→ Problem to solve
Going through the data below, tally every line where the string "right" occurs, then give only the tally.

---- The records

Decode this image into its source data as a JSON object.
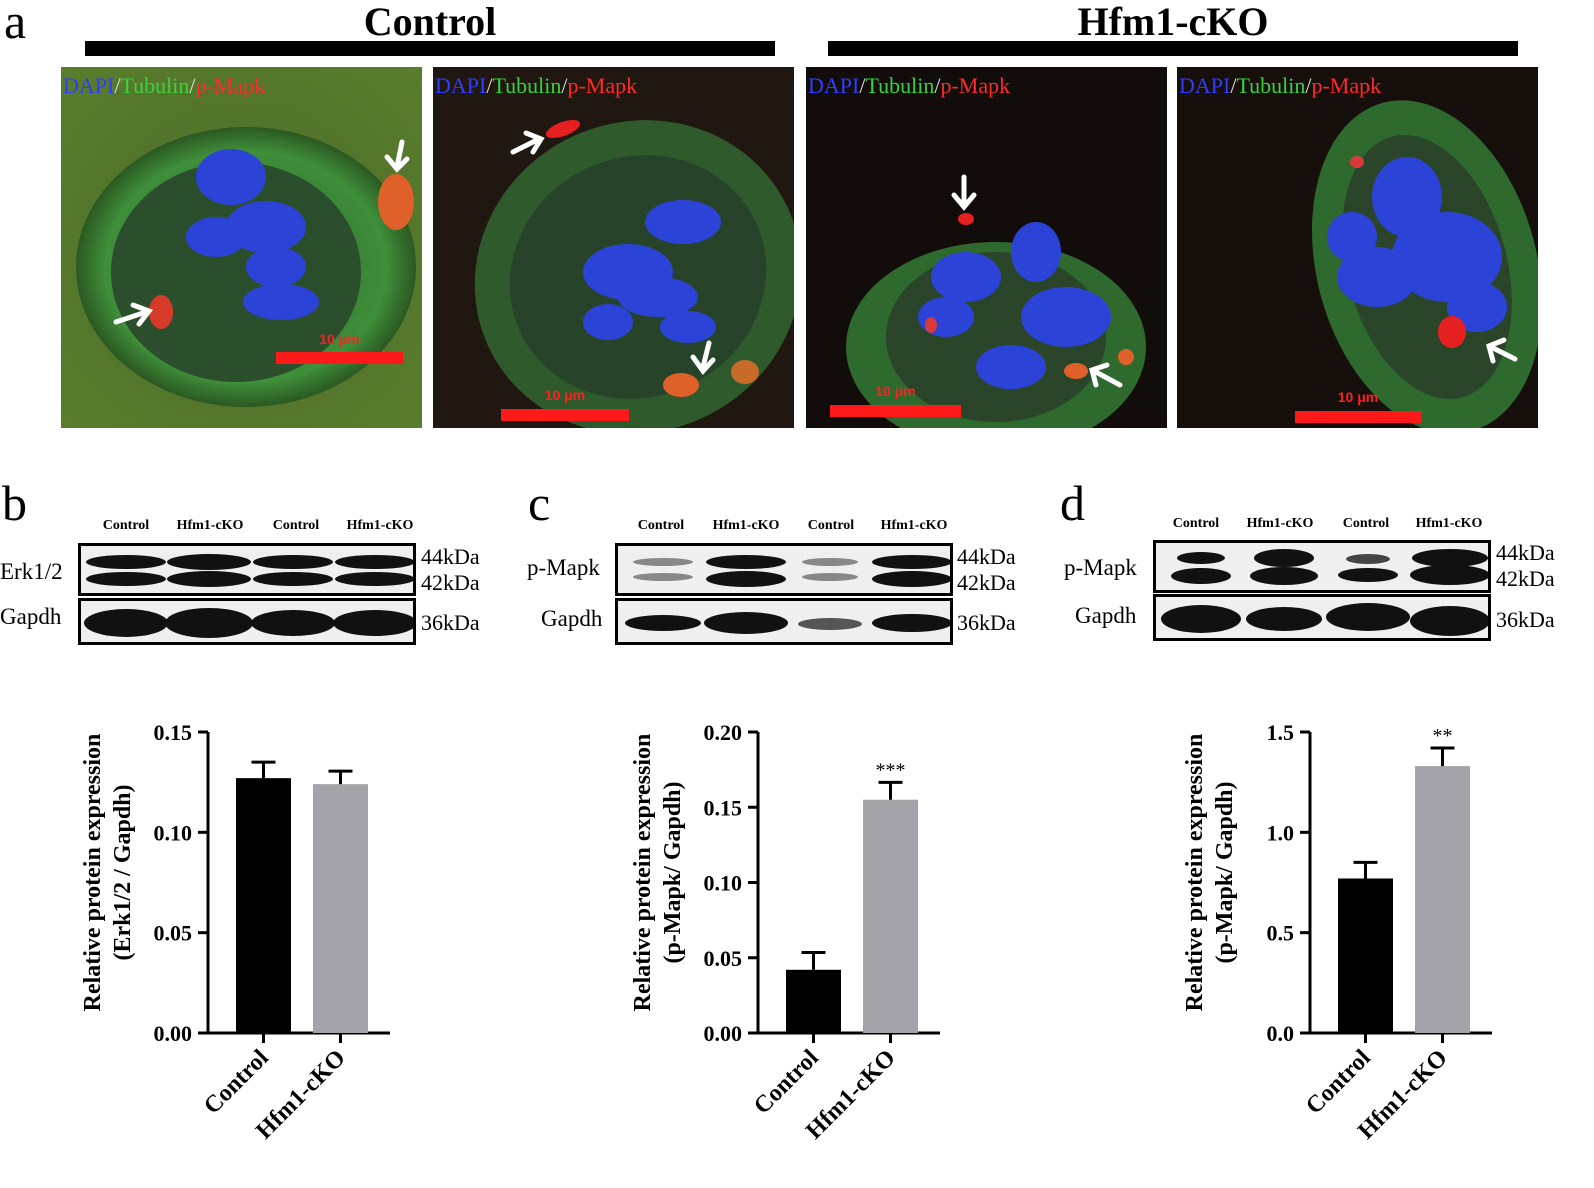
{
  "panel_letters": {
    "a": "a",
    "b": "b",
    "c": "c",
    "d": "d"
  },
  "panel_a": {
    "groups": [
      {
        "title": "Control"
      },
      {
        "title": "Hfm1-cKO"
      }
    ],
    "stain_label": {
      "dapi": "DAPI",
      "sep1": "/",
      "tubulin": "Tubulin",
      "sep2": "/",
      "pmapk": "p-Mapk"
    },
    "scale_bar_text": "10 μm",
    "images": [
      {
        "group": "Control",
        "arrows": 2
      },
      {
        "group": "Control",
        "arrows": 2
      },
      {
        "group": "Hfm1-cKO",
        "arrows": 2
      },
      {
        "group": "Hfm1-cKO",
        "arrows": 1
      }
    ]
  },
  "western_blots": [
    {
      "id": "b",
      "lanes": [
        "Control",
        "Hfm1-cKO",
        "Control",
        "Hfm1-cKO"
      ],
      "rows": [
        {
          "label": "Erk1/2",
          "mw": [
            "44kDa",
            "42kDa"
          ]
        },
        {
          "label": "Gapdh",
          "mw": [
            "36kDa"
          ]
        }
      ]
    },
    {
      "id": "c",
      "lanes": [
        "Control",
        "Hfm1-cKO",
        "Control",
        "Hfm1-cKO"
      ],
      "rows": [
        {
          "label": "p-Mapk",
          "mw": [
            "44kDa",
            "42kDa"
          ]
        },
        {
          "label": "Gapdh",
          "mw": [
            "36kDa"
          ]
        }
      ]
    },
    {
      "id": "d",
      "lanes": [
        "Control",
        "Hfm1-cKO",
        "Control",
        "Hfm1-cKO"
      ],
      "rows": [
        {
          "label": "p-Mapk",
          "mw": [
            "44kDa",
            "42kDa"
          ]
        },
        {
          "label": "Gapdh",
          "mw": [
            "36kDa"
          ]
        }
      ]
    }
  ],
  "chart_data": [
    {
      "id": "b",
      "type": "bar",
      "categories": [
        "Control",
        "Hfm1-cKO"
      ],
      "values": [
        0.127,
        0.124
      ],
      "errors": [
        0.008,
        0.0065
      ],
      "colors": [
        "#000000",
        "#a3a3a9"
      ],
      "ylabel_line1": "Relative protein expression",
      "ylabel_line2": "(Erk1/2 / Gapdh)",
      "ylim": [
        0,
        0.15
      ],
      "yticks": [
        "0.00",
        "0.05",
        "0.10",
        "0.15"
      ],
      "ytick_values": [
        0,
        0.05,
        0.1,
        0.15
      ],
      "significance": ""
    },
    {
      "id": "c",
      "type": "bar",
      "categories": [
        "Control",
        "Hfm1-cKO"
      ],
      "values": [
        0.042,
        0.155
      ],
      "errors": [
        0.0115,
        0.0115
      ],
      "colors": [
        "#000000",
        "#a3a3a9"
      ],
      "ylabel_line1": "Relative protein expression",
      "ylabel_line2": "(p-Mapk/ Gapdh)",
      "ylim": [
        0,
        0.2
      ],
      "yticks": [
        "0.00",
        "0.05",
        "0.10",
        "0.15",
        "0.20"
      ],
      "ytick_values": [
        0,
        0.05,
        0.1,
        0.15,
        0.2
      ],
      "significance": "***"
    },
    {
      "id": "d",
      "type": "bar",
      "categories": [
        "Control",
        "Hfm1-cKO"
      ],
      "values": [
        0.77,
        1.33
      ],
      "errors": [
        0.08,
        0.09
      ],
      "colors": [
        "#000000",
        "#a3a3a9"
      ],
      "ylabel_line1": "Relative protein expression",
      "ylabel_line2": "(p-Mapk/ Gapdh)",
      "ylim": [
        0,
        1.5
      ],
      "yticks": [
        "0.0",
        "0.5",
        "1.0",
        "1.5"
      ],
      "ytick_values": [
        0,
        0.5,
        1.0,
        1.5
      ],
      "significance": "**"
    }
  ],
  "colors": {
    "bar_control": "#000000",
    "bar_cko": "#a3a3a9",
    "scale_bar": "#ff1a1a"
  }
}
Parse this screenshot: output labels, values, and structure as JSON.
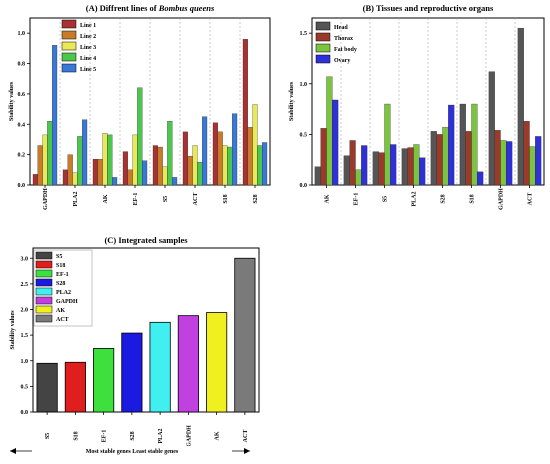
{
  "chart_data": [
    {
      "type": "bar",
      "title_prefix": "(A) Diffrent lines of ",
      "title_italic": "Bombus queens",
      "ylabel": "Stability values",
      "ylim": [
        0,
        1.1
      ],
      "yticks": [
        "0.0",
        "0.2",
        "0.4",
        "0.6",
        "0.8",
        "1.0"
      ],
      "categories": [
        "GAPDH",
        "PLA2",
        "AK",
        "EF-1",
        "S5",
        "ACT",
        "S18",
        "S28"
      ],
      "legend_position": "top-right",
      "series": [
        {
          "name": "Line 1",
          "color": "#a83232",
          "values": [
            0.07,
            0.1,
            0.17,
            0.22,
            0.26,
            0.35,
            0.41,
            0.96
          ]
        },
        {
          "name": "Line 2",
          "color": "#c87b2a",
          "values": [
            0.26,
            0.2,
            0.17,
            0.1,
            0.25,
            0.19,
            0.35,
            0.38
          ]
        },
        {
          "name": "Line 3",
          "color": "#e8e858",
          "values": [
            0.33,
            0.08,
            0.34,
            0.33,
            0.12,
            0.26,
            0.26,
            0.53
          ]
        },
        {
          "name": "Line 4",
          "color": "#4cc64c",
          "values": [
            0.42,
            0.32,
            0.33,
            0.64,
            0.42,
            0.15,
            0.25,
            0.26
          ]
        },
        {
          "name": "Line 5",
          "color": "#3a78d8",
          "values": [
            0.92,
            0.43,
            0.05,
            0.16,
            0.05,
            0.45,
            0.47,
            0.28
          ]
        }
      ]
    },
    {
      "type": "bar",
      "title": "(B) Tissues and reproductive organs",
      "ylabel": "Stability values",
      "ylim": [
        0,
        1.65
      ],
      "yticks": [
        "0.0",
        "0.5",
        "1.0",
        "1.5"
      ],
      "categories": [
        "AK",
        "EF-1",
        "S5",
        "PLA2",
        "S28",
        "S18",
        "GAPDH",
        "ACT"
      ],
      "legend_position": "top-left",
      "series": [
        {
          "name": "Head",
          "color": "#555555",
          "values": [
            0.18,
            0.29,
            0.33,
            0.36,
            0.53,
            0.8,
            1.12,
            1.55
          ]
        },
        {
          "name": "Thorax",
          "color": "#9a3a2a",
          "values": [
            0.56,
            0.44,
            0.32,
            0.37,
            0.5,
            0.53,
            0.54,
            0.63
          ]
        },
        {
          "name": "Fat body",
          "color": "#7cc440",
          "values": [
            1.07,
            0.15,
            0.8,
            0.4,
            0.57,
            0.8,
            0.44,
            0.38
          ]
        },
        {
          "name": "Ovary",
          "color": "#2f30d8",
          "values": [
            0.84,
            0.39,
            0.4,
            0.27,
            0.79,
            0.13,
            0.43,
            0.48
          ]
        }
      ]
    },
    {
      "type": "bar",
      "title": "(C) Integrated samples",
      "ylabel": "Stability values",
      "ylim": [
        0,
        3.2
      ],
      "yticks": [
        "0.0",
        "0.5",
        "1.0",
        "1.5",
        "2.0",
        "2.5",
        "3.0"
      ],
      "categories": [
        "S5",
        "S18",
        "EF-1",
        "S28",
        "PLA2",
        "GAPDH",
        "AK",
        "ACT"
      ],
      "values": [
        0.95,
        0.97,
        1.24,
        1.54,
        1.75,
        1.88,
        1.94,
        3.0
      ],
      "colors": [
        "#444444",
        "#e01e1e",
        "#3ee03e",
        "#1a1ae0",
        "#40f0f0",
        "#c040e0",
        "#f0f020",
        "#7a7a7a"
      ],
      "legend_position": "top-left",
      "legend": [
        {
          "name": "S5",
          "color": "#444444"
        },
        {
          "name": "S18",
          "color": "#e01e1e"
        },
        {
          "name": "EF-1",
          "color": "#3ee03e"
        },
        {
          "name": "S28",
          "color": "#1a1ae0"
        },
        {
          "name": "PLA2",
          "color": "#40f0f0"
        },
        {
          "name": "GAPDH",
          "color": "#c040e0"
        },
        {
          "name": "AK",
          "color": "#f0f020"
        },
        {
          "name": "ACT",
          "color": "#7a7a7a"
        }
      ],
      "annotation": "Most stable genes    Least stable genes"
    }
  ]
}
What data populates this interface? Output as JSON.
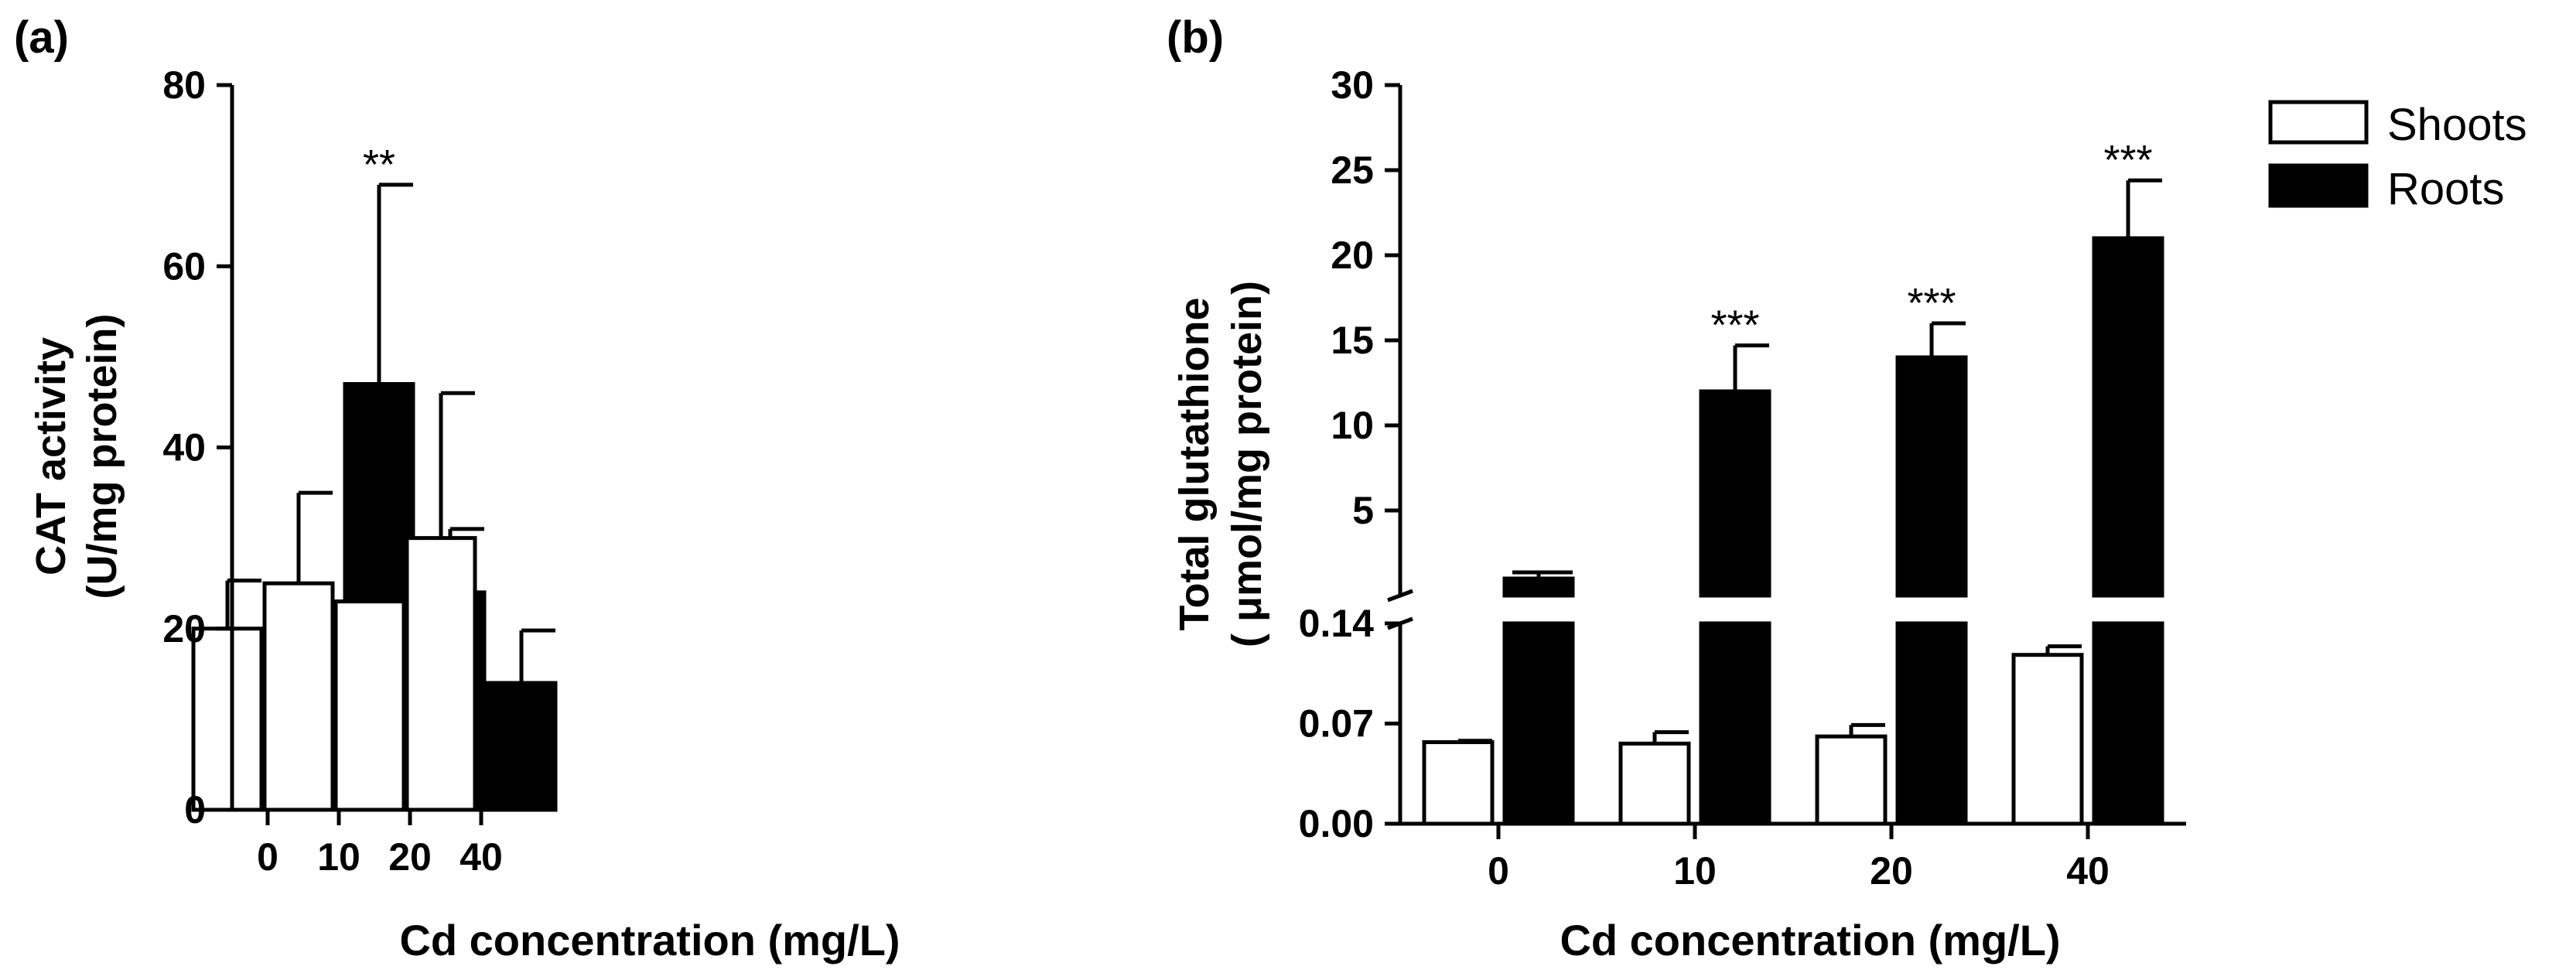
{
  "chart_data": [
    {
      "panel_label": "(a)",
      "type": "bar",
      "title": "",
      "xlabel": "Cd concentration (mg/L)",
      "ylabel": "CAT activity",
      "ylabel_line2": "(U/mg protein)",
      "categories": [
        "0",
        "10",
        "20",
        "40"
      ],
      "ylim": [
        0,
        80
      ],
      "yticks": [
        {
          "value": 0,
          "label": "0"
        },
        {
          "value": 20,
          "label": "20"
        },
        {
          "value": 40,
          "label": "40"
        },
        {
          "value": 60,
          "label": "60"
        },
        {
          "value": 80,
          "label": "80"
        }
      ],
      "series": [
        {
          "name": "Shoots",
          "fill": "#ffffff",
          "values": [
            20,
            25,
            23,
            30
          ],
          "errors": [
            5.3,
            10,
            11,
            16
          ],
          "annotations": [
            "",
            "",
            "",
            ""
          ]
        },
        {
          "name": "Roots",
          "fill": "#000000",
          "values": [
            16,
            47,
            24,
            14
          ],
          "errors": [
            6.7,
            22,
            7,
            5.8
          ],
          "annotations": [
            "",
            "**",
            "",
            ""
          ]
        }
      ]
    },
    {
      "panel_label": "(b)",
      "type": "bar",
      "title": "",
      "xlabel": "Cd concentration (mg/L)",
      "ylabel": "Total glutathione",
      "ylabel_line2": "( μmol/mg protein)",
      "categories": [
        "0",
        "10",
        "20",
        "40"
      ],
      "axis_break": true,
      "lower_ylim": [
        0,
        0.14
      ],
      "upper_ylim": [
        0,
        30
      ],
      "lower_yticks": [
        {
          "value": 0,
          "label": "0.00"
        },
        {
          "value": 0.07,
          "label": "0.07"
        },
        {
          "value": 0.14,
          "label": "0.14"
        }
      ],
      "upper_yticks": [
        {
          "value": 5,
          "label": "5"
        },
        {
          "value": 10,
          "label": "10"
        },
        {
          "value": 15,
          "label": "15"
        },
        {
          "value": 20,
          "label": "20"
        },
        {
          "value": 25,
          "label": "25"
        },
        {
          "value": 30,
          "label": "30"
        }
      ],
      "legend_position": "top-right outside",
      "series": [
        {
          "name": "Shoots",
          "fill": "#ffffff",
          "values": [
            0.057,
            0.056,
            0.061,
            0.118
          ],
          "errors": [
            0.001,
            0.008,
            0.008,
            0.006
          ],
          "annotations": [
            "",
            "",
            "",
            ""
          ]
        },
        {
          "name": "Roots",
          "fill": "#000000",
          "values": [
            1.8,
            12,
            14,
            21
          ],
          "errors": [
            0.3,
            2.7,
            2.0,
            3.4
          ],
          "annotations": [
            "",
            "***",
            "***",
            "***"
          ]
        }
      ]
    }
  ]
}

--------

→ Task result
2